- SET TASK:
Find every line with "نیاز" in it, then report how many there are and nothing more.

• • • • •

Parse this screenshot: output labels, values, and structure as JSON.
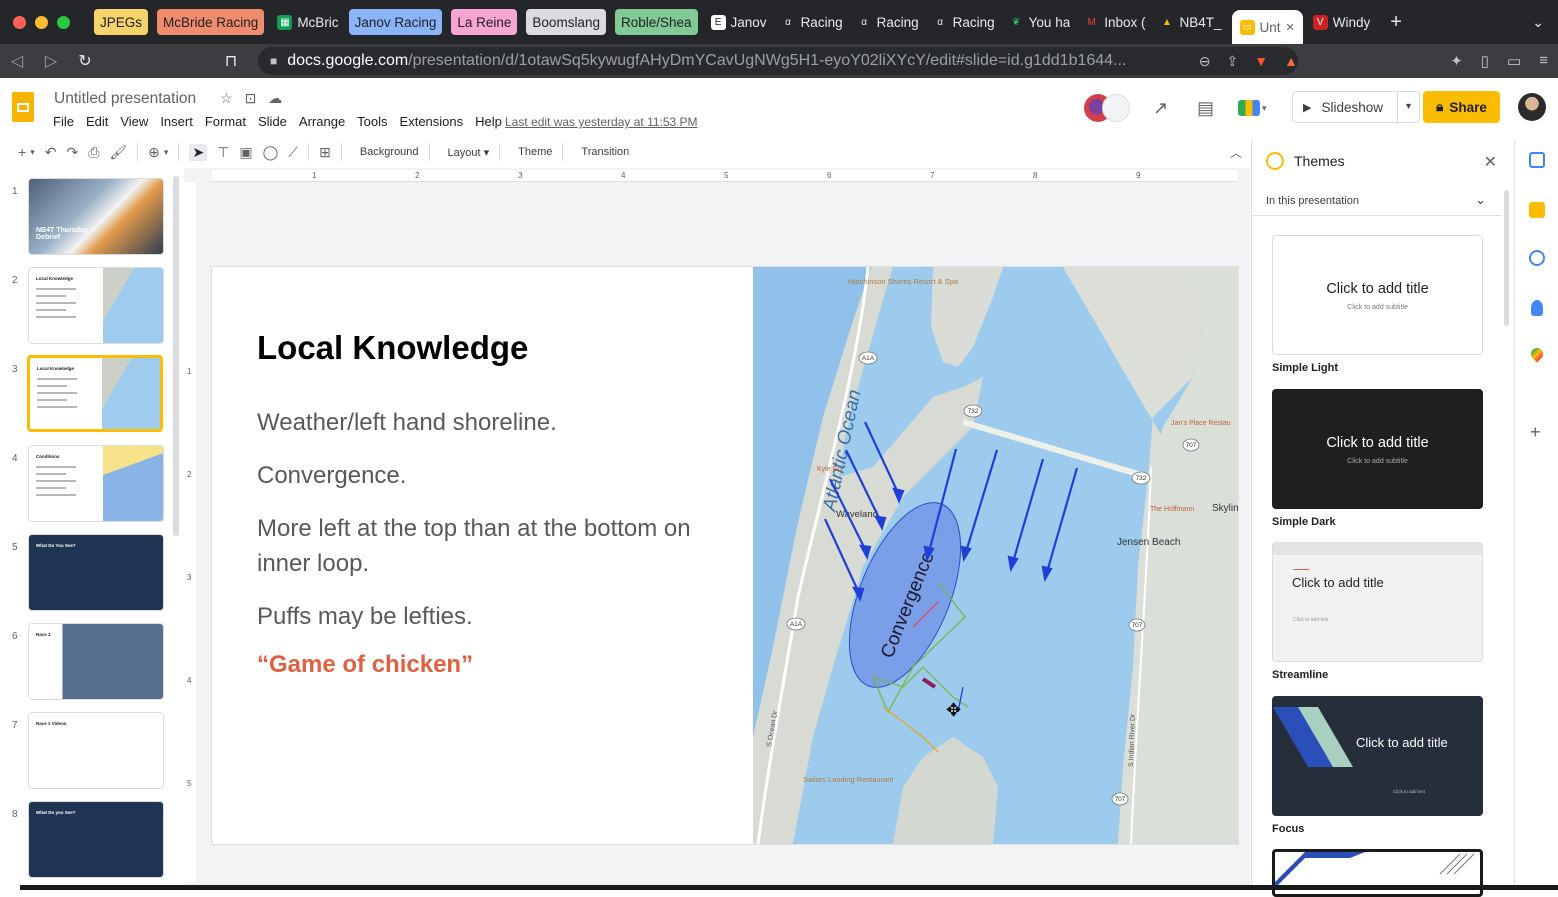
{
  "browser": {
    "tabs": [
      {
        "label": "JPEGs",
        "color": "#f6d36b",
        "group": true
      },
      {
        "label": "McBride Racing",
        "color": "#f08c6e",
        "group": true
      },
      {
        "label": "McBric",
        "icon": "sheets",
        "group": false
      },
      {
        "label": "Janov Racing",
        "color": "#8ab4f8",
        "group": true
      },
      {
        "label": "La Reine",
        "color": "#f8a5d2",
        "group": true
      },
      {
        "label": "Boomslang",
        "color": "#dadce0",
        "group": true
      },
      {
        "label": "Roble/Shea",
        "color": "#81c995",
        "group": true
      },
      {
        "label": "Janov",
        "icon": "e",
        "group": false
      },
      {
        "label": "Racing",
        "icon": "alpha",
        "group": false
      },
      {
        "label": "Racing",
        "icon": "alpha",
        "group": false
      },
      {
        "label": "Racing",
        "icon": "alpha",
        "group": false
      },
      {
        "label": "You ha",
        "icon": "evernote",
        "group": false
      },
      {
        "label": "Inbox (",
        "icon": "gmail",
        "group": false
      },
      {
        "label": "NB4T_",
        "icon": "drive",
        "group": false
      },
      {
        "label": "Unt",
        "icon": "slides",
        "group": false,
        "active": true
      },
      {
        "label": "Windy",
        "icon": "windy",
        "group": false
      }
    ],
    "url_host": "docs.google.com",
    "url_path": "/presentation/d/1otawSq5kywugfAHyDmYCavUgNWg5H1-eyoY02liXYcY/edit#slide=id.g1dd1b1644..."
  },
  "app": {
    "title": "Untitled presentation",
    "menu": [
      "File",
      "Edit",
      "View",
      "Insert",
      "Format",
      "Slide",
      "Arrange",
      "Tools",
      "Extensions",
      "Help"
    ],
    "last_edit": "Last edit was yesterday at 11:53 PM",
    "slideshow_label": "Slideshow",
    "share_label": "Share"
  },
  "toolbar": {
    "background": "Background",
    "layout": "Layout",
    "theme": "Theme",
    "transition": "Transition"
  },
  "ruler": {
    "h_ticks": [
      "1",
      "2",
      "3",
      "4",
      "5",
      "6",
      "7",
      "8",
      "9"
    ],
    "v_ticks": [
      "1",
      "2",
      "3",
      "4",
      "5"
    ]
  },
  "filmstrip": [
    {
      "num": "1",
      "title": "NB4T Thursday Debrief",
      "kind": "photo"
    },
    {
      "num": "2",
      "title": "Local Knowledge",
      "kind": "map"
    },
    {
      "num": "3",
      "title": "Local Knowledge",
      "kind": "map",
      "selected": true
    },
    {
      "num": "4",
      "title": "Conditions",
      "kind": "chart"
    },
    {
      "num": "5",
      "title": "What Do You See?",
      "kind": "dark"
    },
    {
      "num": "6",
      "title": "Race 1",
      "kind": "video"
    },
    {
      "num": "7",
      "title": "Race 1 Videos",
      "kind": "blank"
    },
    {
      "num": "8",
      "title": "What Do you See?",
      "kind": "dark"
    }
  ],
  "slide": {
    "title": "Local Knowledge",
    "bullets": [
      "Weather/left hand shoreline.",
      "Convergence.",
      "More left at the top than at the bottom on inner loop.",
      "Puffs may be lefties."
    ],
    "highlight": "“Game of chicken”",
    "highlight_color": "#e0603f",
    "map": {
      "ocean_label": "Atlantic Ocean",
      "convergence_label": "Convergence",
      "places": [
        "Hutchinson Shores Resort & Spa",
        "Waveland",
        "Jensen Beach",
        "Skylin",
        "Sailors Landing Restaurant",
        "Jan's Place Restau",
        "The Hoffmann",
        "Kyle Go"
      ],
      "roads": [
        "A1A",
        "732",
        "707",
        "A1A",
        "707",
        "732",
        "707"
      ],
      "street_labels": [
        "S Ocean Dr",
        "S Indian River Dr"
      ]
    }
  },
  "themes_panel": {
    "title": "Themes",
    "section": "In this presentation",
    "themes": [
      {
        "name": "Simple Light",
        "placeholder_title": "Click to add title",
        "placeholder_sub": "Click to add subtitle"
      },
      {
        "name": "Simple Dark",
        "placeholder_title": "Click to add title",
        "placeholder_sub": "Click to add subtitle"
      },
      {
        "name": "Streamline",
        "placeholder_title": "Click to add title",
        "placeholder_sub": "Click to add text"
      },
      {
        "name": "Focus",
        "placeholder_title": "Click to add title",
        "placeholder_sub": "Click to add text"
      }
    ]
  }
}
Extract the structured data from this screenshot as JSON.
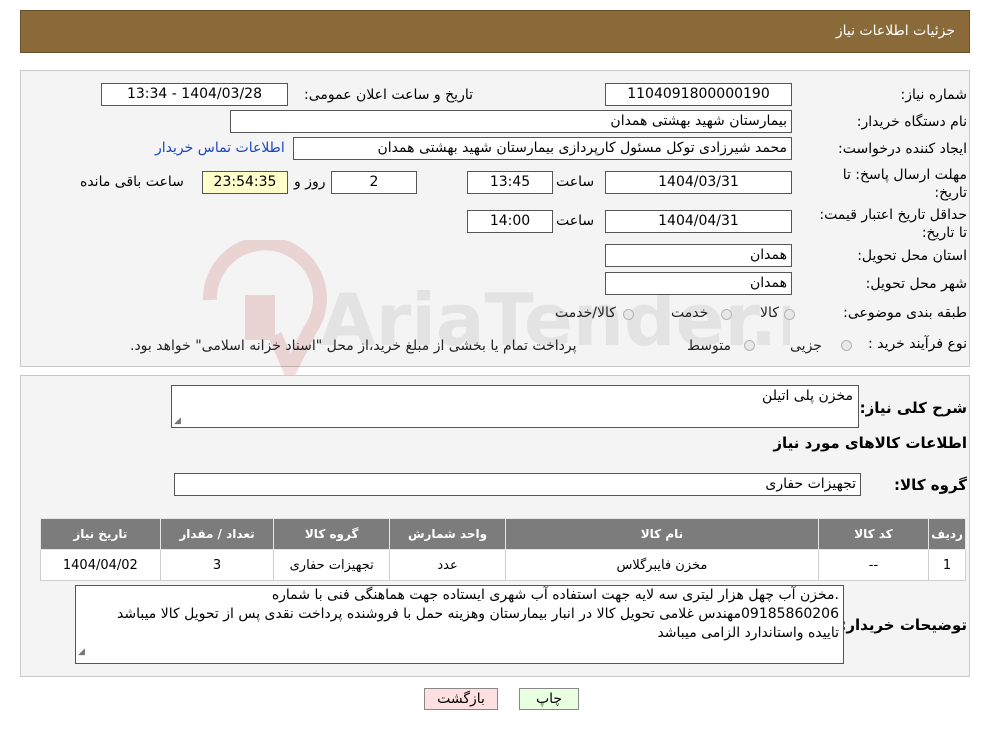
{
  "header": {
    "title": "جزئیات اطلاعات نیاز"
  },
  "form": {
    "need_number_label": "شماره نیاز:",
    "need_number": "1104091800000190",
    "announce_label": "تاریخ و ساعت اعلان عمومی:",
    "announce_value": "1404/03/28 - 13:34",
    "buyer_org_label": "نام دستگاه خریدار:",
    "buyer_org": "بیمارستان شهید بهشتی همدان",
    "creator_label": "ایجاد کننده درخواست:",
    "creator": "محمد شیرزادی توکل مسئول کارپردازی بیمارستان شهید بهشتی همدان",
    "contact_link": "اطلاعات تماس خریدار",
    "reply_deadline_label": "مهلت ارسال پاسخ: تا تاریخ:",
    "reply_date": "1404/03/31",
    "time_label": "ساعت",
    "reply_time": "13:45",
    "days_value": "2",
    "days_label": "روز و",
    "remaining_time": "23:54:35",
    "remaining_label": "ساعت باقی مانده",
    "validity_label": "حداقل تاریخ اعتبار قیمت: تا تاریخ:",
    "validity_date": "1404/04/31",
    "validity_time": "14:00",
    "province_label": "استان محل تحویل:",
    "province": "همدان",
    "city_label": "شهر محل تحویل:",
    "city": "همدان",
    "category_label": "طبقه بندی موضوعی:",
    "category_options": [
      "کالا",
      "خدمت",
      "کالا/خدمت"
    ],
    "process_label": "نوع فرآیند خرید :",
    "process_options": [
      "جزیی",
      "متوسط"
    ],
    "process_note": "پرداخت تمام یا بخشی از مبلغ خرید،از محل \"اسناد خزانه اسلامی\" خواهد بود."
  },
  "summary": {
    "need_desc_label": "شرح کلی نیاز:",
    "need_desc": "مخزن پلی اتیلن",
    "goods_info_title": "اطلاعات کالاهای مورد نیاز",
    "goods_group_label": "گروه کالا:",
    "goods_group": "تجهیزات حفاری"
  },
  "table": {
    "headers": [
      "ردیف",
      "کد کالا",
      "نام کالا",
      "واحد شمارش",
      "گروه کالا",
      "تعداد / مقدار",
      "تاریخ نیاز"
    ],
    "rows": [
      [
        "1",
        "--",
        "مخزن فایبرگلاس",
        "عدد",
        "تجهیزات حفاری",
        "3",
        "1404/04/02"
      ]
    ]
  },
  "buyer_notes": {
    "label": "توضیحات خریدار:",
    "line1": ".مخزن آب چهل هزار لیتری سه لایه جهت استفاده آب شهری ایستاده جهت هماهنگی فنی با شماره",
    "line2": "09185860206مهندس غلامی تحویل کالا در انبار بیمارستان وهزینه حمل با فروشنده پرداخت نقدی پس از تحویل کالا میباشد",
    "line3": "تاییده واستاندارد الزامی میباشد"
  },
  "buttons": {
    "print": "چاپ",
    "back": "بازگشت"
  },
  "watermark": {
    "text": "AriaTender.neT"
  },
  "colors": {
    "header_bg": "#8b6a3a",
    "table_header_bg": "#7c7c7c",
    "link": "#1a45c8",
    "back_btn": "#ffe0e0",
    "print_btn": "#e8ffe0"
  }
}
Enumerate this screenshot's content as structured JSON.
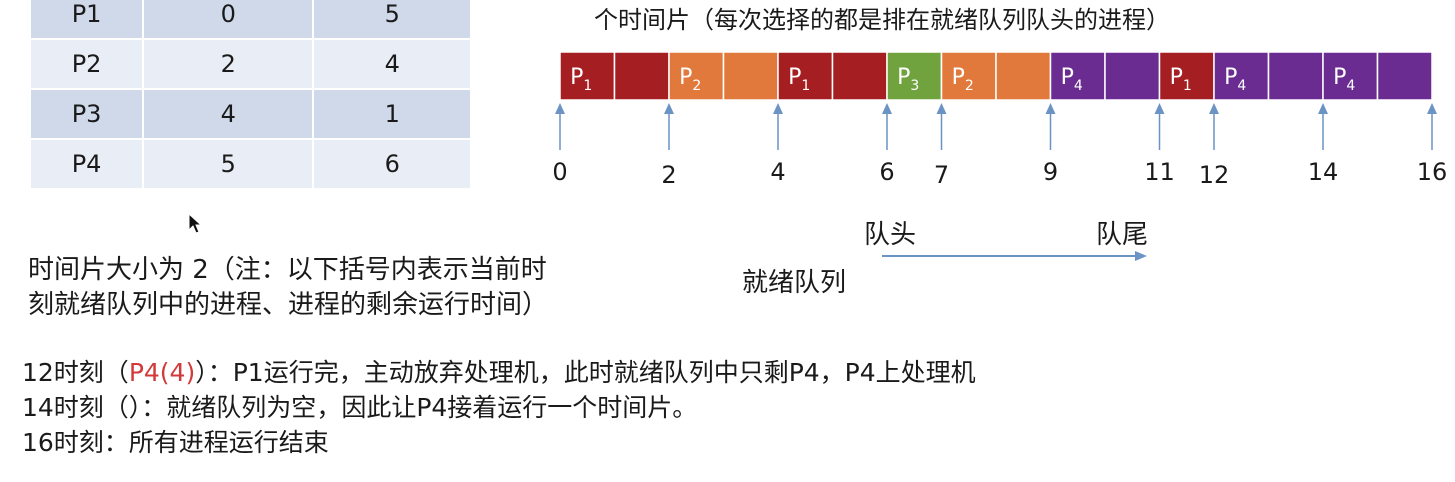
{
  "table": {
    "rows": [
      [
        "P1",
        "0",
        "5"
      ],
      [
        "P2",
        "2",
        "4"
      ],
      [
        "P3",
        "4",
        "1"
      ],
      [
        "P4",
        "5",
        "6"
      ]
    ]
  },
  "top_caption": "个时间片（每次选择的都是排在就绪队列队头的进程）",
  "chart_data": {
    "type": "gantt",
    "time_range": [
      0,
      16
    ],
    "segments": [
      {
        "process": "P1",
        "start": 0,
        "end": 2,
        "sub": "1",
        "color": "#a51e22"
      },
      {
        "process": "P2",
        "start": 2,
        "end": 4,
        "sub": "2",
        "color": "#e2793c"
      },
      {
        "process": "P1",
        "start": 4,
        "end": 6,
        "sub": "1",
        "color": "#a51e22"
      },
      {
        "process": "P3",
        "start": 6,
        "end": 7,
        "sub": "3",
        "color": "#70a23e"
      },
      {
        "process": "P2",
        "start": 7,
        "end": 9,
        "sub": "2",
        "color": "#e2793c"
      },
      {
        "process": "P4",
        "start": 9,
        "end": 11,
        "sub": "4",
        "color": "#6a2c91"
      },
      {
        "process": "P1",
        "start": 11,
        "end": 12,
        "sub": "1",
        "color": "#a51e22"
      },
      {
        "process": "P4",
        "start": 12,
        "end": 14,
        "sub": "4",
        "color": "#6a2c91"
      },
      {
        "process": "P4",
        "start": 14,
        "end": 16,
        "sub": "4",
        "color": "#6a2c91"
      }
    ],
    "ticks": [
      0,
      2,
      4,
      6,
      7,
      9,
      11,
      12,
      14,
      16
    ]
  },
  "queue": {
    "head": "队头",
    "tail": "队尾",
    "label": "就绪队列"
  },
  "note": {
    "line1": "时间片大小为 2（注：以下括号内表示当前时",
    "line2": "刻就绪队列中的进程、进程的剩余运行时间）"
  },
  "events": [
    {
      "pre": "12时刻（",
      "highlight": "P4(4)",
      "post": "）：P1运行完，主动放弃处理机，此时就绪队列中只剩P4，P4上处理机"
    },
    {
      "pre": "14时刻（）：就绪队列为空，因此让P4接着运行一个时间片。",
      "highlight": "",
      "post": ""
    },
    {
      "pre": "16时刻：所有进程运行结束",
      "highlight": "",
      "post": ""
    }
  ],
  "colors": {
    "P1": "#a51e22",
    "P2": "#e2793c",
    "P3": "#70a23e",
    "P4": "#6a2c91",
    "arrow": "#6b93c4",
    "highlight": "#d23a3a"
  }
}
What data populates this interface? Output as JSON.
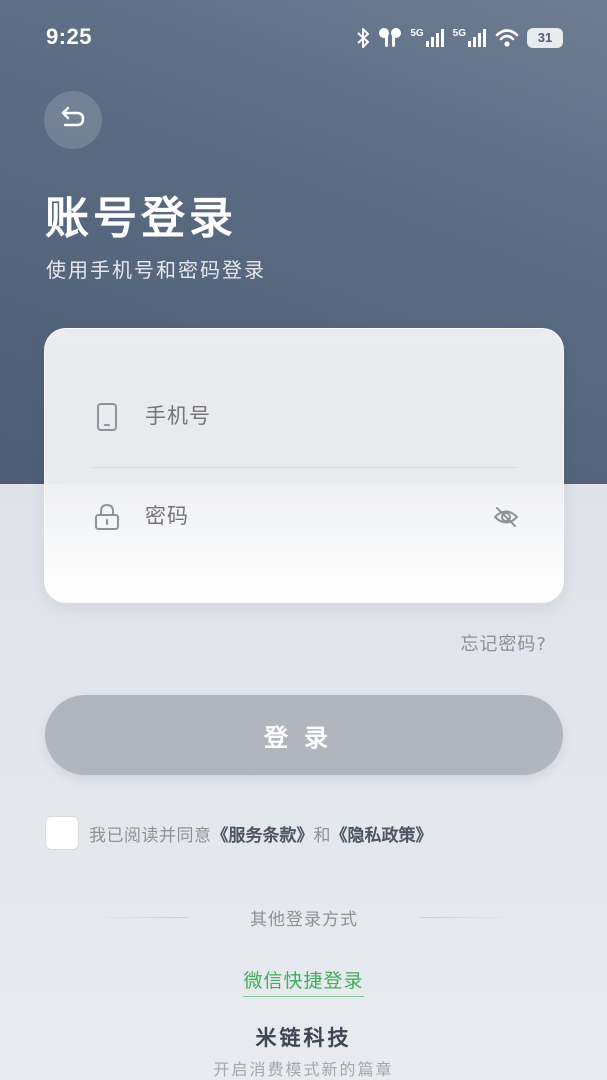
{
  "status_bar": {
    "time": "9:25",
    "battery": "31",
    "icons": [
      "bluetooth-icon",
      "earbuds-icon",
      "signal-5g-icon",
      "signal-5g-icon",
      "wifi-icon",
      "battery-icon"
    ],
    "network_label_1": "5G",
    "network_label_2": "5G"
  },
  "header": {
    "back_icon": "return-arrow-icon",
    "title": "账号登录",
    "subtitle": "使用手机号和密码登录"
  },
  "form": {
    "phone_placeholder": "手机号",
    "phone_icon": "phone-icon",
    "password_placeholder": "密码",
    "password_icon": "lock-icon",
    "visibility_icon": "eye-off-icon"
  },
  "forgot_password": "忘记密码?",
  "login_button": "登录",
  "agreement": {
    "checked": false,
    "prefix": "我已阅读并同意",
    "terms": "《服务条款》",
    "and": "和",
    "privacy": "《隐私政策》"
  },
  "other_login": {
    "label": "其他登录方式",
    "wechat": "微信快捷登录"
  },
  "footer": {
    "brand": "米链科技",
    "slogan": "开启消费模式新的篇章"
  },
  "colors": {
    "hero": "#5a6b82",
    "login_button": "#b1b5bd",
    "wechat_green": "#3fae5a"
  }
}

• • • • •

- TASK OUTPUT:
5